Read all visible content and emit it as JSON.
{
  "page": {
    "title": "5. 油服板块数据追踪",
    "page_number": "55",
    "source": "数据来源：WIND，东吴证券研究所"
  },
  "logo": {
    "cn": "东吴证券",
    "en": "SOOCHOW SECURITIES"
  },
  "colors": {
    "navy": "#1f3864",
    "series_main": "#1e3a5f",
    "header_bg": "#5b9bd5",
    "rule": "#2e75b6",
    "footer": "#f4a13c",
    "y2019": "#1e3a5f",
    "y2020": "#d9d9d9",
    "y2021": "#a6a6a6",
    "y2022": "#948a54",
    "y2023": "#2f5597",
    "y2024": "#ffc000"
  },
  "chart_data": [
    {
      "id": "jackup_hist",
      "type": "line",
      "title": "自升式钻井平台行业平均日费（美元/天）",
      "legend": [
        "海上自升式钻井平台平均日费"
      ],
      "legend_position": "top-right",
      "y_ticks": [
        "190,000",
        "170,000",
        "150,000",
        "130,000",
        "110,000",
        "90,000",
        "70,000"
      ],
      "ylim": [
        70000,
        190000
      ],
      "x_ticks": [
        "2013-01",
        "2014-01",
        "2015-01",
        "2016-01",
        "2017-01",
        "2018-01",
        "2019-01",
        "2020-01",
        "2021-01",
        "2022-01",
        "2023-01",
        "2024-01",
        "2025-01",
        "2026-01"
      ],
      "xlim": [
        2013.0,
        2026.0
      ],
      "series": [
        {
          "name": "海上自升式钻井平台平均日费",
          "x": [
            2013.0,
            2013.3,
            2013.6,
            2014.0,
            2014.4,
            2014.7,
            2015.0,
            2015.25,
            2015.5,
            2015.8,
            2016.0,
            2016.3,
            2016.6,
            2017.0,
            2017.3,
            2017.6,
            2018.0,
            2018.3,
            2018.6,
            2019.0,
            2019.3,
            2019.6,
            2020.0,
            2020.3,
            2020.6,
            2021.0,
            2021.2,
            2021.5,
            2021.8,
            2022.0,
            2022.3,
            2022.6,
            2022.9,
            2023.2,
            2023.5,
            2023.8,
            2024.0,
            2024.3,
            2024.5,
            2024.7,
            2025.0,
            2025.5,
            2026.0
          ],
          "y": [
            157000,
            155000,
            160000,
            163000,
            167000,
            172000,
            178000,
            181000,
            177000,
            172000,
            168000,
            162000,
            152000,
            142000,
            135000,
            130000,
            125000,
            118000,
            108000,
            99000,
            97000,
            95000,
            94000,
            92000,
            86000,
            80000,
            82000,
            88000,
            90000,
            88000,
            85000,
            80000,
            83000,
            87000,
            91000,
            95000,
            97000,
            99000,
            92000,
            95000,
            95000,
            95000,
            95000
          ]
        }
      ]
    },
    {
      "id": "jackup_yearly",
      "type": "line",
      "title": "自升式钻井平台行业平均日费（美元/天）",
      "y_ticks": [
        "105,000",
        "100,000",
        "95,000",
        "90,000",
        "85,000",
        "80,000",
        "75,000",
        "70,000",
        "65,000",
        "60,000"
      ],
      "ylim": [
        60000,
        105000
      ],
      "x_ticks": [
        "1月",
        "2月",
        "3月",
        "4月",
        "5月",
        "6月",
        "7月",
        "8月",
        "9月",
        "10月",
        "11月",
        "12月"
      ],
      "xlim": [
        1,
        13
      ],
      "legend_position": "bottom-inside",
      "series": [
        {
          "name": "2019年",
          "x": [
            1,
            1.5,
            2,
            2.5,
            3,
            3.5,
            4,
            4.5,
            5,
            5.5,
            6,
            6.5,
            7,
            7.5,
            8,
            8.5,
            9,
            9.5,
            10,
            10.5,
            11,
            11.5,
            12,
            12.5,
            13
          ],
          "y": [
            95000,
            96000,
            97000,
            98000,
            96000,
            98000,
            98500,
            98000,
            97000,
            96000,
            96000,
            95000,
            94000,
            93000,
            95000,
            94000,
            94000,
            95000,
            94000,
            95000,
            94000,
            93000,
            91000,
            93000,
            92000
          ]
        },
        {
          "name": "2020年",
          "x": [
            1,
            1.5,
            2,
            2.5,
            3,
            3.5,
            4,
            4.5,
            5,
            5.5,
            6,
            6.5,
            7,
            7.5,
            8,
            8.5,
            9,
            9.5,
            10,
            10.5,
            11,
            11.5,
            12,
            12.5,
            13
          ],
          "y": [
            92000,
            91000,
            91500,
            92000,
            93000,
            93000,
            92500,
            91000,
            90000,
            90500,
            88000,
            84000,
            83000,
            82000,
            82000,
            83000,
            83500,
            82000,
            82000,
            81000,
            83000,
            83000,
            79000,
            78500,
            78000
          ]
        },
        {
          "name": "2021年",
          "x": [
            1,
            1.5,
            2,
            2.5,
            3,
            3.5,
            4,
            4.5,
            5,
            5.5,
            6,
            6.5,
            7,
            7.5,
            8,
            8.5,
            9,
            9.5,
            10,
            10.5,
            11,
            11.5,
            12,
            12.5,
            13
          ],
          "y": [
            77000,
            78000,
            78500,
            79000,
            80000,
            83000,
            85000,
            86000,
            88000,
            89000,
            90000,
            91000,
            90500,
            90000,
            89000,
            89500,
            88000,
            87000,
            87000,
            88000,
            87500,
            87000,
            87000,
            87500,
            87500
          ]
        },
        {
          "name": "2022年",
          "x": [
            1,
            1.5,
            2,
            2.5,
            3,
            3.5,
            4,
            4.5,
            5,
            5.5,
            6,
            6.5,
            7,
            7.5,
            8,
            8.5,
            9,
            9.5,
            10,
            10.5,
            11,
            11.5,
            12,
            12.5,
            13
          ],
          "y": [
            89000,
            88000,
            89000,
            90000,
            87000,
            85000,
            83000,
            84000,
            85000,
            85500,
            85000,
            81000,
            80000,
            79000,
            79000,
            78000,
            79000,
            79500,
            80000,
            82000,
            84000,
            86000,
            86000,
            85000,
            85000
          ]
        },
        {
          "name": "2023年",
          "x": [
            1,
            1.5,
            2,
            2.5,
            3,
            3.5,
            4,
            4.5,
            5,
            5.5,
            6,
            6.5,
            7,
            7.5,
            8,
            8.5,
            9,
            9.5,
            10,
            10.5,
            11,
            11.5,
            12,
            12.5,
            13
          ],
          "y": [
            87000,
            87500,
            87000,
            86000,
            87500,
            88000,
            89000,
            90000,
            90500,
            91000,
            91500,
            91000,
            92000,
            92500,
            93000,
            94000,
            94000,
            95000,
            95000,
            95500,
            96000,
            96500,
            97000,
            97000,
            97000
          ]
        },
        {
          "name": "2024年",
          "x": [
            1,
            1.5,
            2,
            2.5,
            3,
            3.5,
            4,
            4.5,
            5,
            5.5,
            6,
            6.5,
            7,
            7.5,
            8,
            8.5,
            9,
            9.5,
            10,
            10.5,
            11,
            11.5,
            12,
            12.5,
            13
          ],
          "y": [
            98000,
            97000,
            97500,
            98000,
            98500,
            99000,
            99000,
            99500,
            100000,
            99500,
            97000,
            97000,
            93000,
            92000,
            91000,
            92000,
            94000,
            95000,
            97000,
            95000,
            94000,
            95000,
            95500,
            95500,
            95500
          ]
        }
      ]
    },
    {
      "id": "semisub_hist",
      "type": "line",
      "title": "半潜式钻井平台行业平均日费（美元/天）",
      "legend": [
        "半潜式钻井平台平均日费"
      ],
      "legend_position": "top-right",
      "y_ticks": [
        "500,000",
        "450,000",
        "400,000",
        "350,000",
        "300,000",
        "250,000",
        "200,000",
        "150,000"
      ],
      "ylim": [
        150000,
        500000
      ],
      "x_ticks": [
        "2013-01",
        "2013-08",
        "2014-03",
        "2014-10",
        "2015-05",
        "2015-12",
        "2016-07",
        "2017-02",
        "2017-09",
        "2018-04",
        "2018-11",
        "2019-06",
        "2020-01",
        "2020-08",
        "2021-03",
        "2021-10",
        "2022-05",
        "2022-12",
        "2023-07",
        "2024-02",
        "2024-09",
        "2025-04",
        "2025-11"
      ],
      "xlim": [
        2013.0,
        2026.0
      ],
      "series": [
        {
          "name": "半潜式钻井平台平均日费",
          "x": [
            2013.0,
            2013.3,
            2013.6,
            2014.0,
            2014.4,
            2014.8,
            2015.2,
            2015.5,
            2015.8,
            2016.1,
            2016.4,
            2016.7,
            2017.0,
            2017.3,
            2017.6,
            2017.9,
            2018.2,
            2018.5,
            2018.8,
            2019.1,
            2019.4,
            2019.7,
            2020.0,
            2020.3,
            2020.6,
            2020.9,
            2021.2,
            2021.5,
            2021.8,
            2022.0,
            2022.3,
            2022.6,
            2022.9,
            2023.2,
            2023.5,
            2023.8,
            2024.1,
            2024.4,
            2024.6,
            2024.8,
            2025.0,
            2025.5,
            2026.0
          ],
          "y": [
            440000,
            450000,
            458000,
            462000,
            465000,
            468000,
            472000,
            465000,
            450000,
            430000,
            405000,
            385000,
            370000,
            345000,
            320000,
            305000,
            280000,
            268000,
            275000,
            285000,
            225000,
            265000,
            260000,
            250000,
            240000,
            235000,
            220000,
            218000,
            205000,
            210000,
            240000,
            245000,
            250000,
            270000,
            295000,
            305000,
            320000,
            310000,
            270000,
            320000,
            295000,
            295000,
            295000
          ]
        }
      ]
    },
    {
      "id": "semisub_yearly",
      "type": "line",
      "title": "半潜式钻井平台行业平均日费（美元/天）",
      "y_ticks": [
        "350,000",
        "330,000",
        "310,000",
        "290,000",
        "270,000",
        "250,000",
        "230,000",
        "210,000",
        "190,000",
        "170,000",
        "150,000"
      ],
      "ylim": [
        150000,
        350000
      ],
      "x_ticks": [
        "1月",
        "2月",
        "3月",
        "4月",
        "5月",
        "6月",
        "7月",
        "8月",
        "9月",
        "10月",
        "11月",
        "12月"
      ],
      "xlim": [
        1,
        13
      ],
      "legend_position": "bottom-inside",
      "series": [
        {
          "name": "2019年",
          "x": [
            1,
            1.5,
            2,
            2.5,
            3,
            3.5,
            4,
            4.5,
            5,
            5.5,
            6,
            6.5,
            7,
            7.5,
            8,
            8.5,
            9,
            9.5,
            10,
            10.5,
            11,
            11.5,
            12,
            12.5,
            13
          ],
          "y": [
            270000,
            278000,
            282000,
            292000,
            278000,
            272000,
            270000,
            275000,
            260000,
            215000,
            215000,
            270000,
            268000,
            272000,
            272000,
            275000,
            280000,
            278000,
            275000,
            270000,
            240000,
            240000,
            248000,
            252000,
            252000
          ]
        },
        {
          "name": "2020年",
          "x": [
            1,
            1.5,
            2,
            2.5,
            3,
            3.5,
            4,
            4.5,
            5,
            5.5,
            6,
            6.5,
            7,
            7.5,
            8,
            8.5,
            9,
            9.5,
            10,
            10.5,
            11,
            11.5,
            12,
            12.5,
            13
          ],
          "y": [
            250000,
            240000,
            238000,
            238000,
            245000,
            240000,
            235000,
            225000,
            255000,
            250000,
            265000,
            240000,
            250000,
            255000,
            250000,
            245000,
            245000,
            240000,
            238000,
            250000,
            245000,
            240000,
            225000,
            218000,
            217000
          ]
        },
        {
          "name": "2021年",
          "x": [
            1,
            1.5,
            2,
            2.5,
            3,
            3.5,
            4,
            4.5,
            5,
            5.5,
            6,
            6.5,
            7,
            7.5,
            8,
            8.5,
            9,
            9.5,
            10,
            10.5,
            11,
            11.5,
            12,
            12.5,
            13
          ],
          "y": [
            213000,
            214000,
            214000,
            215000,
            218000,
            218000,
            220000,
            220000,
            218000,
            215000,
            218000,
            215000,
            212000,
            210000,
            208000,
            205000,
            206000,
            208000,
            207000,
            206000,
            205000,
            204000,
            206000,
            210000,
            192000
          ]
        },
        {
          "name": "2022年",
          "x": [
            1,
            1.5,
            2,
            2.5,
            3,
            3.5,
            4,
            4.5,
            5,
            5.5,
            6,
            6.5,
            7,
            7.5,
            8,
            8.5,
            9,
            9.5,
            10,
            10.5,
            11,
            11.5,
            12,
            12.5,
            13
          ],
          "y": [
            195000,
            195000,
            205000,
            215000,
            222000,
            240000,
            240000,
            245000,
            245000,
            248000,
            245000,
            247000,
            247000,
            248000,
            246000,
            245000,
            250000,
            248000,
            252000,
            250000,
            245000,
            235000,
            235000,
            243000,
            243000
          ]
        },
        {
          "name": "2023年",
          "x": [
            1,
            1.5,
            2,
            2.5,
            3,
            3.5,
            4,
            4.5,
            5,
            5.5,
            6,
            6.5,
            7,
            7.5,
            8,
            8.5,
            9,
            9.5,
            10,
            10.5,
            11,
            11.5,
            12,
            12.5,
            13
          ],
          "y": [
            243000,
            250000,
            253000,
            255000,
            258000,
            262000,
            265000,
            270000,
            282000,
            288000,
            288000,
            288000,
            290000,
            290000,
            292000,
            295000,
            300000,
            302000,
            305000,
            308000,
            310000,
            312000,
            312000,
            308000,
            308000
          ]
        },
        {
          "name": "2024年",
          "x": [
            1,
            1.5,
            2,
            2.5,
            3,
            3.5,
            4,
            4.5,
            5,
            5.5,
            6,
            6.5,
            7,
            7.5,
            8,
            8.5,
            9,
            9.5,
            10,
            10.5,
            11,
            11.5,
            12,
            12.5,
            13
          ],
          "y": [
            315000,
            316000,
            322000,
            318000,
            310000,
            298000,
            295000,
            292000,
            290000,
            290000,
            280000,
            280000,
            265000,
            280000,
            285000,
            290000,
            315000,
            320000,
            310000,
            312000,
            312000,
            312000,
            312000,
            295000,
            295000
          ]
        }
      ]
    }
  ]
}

▬▬▬▬▬▬

§ **Do this**:
Read through the entries and copy each line in which "海上自升式钻井平台平均日费" appears.

§ **Expected output**:
        "海上自升式钻井平台平均日费"
          "name": "海上自升式钻井平台平均日费",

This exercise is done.